EXCERTO DA FONTE:
Depois de anos de excesso de utilização de barricas novas de carvalho, os produtores optam por cascos de maior volume, maior número de utilizações dos mesmos e menor intensidade de tosta das aduelas.
Jorge Alves: “É a madeira que dá o carácter luxuriante e cosmopolita ao vinho.” Hamilton Reis: “O estágio dos vinhos em barricas novas significa que parte considerável do perfil desses vinhos passa a ser atribuído ao tanoeiro ou à floresta de origem das aduelas das barricas e não às castas, ao terroir de origem do vinho ou ao enólogo.” Jaime Quendera: “Diga lá o nome de um vinho de topo deste mundo que não tenha estagiado em barricas?” Ah, as barricas novas de carvalho e o vinho – uma zaragata sem fim, com teses para gente moderada, gente radical e gente que se está nas tintas para o assunto. Haverá novidades no mundo das tanoarias? Poucas.
O fundamental continua a ser a boa gestão das florestas (e em França é o Estado que manda no assunto e não as tanoarias), a secagem da madeira, a construção da barrica e os níveis de tosta das aduelas. Todavia, regista-se uma tendência para o aumento de volumetria dos cascos de estágio e a redução da intensidade da queima das aduelas. É certo que os mercados de países não produtores continuam a achar piada aos aromas de baunilha, caramelo, coco, especiarias variadas, torrefacção, chocolate e outras coisas que não fazem parte do vinho, mas os consumidores do velho mundo já torcem o nariz a receitas à laia de refrigerante. No fundo, o bom senso parece ser o melhor conselheiro nesta matéria.
Este não é um texto contra o uso barricas de estágio ou de fermentação de vinhos – os radicalismos não se recomendam – , mas é impossível não registarmos que o sector do vinho abusou da madeira nova nos últimos 40 anos, arrastado pelas modas de algumas regiões de França e de Espanha e pelo mau gosto dos gurus americanos e ingleses que ditavam e ditam as regras do negócio.
O uso da madeira na feitura do vinho é tão velho como a salve-rainha. Foi sempre recipiente de fermentação e de armazenamento. No processo de estágio, a madeira porosa permite a troca muito lenta de oxigénio com o vinho, coisa que contribui para o suavizar (em linguagem técnica diz-se polimerizar os taninos do vinho). Quando, a seguir à vindima, um vinho entra numa barrica, numa pipa ou num tonel, está turvo, bruto e adstringente. Meses ou anos depois estará límpido e macio. A madeira e o tempo têm essa função: tornar o vinho civilizadamente bebível.

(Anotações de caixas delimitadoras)
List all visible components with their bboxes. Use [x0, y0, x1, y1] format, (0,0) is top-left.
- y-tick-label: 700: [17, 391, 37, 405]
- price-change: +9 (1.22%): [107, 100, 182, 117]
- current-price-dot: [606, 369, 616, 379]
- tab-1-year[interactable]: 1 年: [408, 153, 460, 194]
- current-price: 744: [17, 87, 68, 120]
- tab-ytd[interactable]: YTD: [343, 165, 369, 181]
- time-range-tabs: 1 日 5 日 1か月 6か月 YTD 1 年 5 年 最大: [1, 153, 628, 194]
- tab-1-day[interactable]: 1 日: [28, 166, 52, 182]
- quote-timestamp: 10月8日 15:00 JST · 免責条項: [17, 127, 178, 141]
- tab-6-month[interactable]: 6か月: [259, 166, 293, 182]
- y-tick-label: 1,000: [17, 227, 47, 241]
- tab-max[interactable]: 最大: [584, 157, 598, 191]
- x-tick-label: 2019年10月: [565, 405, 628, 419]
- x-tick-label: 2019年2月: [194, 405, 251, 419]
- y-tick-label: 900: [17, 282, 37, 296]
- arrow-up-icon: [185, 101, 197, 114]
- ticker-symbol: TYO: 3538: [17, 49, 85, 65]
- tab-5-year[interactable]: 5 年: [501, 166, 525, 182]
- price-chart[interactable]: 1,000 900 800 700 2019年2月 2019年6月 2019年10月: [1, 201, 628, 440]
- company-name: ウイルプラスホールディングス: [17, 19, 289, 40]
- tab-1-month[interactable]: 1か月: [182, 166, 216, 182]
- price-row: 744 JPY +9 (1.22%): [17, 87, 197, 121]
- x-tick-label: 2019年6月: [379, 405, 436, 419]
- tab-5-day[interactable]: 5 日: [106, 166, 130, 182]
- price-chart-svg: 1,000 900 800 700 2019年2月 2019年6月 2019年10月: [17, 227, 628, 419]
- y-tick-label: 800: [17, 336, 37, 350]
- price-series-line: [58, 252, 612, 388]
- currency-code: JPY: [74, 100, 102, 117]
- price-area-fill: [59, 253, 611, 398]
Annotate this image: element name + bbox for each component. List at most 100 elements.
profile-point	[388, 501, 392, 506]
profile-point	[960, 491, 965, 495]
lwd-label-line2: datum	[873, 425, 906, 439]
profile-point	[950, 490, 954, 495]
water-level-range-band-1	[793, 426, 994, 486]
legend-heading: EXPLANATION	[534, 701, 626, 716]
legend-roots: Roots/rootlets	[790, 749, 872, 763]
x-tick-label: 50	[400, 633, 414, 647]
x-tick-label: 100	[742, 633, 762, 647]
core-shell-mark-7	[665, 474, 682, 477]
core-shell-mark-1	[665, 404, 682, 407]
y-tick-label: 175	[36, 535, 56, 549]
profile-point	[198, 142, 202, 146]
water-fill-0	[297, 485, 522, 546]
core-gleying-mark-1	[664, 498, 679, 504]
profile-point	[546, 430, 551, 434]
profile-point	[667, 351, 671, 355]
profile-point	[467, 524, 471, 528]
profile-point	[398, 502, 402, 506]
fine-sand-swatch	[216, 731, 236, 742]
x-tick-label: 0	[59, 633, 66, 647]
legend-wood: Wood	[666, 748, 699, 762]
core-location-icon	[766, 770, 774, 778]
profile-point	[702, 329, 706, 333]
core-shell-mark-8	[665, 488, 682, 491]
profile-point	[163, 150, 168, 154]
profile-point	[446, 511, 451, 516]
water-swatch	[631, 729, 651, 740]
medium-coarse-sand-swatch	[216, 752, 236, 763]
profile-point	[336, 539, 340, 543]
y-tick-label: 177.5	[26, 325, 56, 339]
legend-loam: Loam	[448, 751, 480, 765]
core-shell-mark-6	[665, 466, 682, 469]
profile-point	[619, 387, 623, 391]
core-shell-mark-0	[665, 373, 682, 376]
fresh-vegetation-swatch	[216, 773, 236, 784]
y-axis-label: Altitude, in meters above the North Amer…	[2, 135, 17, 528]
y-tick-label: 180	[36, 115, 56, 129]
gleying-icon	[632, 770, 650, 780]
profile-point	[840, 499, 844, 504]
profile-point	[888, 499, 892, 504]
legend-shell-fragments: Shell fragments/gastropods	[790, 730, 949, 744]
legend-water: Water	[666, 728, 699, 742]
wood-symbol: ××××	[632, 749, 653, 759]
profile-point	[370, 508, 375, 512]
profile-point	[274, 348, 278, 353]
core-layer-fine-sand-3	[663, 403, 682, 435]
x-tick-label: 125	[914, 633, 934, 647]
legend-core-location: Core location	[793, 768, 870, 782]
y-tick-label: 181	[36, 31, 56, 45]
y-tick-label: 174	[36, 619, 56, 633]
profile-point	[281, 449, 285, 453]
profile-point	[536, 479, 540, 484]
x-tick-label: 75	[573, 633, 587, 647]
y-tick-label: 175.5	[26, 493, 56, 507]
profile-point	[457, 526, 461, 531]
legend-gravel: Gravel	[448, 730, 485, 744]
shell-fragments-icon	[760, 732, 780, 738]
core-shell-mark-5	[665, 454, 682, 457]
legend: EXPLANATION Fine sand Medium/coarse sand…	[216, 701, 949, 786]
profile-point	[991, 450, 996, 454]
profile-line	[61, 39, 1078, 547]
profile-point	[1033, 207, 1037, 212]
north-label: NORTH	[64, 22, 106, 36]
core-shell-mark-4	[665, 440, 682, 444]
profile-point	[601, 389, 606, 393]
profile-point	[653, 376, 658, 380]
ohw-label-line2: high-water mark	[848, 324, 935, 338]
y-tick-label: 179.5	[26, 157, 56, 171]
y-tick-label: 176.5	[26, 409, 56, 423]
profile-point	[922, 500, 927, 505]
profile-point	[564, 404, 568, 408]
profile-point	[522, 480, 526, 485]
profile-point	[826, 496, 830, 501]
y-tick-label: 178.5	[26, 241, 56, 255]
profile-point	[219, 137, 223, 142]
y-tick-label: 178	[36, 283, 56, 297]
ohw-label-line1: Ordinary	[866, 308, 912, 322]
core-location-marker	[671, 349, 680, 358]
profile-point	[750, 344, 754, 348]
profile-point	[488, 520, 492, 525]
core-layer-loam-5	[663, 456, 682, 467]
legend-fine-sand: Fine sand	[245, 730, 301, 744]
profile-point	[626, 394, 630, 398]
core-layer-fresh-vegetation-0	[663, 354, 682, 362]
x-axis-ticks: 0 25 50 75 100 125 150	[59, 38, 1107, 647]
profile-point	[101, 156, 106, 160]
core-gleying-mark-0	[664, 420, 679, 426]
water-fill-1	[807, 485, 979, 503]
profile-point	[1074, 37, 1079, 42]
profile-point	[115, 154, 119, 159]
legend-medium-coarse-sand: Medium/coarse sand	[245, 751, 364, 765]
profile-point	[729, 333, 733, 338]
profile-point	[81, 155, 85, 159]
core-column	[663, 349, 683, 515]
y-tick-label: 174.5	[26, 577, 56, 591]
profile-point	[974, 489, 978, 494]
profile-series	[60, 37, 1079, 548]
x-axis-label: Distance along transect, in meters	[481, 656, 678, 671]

EXERCÍCIOS PROPOSTOS:
1. De acordo com o excerto sobre as barricas de carvalho, em que estado se encontra um vinho quando entra numa barrica logo a seguir à vindima?
2. Transcreva o trecho dos registos que vai do início até à linha que contém "701, 626, 716]", incluindo ambas as extremidades.
O excerto e os registos constituem materiais independentes um do outro.

RESPOSTAS:
1. Está turvo, bruto e adstringente.

2.
List all visible components with their bboxes. Use [x0, y0, x1, y1] format, (0,0) is top-left.
- y-tick-label: 700: [17, 391, 37, 405]
- price-change: +9 (1.22%): [107, 100, 182, 117]
- current-price-dot: [606, 369, 616, 379]
- tab-1-year[interactable]: 1 年: [408, 153, 460, 194]
- current-price: 744: [17, 87, 68, 120]
- tab-ytd[interactable]: YTD: [343, 165, 369, 181]
- time-range-tabs: 1 日 5 日 1か月 6か月 YTD 1 年 5 年 最大: [1, 153, 628, 194]
- tab-1-day[interactable]: 1 日: [28, 166, 52, 182]
- quote-timestamp: 10月8日 15:00 JST · 免責条項: [17, 127, 178, 141]
- tab-6-month[interactable]: 6か月: [259, 166, 293, 182]
- y-tick-label: 1,000: [17, 227, 47, 241]
- tab-max[interactable]: 最大: [584, 157, 598, 191]
- x-tick-label: 2019年10月: [565, 405, 628, 419]
- x-tick-label: 2019年2月: [194, 405, 251, 419]
- y-tick-label: 900: [17, 282, 37, 296]
- arrow-up-icon: [185, 101, 197, 114]
- ticker-symbol: TYO: 3538: [17, 49, 85, 65]
- tab-5-year[interactable]: 5 年: [501, 166, 525, 182]
- price-chart[interactable]: 1,000 900 800 700 2019年2月 2019年6月 2019年10月: [1, 201, 628, 440]
- company-name: ウイルプラスホールディングス: [17, 19, 289, 40]
- tab-1-month[interactable]: 1か月: [182, 166, 216, 182]
- price-row: 744 JPY +9 (1.22%): [17, 87, 197, 121]
- x-tick-label: 2019年6月: [379, 405, 436, 419]
- tab-5-day[interactable]: 5 日: [106, 166, 130, 182]
- price-chart-svg: 1,000 900 800 700 2019年2月 2019年6月 2019年10月: [17, 227, 628, 419]
- y-tick-label: 800: [17, 336, 37, 350]
- price-series-line: [58, 252, 612, 388]
- currency-code: JPY: [74, 100, 102, 117]
- price-area-fill: [59, 253, 611, 398]
Annotate this image: element name + bbox for each component. List at most 100 elements.
profile-point	[388, 501, 392, 506]
profile-point	[960, 491, 965, 495]
lwd-label-line2: datum	[873, 425, 906, 439]
profile-point	[950, 490, 954, 495]
water-level-range-band-1	[793, 426, 994, 486]
legend-heading: EXPLANATION	[534, 701, 626, 716]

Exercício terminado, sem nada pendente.